▸ Work to be completed:
Return all lines from the listing below in which the string "icon" occurs.

▸ Record set:

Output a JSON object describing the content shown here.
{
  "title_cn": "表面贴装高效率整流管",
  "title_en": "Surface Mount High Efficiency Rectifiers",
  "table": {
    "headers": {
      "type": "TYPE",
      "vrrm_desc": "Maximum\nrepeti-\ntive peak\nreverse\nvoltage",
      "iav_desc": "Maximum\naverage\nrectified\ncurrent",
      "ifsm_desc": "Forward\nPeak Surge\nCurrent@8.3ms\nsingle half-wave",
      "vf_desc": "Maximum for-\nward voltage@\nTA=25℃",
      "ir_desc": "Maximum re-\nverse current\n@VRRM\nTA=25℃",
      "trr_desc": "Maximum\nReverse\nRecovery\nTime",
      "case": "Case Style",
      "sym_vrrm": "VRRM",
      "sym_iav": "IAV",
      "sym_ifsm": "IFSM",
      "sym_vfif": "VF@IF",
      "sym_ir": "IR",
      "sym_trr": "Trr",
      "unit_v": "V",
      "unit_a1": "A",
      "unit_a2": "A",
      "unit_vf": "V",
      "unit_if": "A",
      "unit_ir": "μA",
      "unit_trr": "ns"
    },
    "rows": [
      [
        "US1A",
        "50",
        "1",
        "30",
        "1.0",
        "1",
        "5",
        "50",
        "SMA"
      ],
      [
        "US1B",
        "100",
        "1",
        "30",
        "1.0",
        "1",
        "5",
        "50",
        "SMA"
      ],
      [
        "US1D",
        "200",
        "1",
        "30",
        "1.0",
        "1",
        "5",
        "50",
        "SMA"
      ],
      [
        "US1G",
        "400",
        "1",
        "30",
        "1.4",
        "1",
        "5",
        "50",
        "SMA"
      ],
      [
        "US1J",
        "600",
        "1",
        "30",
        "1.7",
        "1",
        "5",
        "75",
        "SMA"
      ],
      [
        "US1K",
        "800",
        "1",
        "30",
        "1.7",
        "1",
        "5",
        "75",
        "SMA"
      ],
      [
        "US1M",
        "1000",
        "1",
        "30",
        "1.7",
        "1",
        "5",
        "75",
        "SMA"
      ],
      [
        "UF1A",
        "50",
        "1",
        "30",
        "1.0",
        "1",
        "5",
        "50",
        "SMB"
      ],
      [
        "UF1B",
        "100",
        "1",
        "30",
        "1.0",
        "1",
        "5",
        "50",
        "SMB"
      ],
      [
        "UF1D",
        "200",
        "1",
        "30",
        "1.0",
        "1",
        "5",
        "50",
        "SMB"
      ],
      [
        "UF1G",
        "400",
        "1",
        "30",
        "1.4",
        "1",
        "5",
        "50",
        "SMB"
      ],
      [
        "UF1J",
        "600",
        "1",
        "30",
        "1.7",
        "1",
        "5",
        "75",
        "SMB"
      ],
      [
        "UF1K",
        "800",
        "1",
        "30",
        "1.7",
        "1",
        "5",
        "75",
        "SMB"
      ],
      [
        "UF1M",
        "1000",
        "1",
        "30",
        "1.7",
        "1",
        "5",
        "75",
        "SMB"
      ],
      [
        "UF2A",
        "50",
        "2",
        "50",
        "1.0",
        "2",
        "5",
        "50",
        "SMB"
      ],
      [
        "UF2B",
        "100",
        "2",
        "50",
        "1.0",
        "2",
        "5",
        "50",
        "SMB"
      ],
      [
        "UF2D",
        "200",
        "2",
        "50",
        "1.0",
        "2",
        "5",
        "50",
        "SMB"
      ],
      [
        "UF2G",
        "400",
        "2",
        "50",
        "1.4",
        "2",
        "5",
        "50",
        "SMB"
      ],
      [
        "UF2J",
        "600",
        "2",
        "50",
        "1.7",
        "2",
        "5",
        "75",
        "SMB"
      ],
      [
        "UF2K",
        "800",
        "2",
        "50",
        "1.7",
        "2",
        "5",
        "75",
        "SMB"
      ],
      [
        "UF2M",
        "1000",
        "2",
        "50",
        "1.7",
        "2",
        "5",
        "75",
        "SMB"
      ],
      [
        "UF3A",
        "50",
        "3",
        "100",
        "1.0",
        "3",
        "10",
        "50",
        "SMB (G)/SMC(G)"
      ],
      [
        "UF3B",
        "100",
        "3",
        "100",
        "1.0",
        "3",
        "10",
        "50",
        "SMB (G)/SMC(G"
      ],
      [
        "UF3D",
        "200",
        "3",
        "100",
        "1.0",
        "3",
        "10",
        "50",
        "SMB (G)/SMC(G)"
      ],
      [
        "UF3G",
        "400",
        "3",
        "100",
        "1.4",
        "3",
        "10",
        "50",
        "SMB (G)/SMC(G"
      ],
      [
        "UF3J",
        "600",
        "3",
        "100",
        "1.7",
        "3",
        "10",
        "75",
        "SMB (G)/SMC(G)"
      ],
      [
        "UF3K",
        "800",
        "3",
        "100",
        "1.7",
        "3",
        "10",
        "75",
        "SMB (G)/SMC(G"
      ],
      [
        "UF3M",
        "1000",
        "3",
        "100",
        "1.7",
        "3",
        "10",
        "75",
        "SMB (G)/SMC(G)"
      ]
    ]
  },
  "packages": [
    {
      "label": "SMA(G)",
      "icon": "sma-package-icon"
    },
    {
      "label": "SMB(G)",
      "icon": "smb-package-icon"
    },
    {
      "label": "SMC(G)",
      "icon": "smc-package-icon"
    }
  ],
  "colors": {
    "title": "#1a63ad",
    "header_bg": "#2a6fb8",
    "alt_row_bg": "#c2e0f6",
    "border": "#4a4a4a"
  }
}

▸ Expected answer:
      "icon": "sma-package-icon"
      "icon": "smb-package-icon"
      "icon": "smc-package-icon"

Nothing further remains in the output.